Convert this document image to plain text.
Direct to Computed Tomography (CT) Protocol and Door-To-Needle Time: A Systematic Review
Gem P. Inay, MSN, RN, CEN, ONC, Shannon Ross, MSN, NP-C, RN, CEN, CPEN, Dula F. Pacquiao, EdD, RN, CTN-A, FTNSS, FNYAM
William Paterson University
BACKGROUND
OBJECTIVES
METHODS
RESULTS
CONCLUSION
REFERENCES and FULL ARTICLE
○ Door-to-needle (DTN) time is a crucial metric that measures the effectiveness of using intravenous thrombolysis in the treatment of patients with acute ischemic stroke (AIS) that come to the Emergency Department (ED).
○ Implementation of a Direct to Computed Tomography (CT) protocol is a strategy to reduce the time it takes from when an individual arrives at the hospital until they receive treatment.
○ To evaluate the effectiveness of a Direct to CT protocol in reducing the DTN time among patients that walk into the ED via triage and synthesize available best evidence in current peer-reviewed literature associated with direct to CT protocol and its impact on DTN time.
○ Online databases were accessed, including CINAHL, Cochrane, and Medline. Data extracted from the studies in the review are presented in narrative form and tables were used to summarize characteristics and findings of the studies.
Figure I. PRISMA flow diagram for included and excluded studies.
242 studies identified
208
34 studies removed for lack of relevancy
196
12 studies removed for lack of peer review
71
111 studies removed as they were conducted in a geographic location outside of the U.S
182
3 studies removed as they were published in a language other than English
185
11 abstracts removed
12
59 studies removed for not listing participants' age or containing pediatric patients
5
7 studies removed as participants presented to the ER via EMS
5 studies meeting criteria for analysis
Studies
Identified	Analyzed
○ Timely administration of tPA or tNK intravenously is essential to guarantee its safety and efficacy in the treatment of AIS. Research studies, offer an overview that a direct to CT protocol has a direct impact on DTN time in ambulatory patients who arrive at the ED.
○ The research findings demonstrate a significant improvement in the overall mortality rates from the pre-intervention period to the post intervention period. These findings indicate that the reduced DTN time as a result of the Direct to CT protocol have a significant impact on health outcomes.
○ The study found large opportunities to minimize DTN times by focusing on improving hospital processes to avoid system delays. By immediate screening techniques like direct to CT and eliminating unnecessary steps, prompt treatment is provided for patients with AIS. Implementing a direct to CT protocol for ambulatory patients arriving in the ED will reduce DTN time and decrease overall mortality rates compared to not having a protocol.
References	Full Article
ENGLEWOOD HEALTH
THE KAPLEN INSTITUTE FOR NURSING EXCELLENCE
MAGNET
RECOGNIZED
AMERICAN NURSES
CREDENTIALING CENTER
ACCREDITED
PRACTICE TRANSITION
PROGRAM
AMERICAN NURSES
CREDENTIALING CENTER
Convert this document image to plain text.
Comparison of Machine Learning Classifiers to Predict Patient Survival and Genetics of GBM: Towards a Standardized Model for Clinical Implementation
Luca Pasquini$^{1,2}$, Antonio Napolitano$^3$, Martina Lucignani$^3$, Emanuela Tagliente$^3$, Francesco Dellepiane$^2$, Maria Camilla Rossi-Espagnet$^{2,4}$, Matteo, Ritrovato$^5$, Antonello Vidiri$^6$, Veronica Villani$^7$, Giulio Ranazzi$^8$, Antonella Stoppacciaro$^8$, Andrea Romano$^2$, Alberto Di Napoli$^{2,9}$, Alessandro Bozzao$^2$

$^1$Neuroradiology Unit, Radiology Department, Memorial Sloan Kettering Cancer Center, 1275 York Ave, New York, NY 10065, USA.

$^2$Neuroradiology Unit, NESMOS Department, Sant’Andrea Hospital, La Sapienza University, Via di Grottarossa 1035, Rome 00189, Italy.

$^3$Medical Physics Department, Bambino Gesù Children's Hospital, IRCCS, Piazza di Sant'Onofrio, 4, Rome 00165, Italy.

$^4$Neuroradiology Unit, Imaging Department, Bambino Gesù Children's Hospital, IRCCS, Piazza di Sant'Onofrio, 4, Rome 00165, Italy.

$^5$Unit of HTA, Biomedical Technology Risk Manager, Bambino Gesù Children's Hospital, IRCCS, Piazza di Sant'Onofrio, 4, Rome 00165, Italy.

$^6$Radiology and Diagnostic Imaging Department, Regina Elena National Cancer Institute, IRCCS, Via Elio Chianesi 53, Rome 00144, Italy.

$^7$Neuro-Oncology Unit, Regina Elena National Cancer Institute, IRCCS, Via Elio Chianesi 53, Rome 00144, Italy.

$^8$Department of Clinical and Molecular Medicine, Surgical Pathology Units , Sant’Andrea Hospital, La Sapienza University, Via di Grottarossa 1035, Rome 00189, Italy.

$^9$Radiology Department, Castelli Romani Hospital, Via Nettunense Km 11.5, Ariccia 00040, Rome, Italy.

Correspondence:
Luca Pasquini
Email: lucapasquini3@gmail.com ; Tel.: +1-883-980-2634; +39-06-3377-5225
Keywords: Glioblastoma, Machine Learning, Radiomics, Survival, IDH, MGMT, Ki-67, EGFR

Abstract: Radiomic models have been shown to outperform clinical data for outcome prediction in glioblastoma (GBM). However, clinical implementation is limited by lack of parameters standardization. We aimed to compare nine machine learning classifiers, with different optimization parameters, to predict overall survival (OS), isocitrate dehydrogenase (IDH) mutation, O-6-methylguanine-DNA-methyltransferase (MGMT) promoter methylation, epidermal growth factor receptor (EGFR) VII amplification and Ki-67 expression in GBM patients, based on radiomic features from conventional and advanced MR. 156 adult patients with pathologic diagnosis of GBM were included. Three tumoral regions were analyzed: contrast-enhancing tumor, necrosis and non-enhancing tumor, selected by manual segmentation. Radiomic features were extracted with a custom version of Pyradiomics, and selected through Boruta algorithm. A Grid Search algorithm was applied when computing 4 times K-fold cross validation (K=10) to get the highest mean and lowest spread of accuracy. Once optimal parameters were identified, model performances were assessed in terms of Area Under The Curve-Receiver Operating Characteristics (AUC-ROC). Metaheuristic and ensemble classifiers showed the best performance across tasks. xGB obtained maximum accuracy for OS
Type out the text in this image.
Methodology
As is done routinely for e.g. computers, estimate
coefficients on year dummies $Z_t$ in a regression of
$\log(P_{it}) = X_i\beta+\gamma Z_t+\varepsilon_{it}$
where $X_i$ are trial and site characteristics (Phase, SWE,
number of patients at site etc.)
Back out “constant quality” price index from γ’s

============

Task requirements:
Copy all lines from the material that include "peer".

Written response:
○ To evaluate the effectiveness of a Direct to CT protocol in reducing the DTN time among patients that walk into the ED via triage and synthesize available best evidence in current peer-reviewed literature associated with direct to CT protocol and its impact on DTN time.
12 studies removed for lack of peer review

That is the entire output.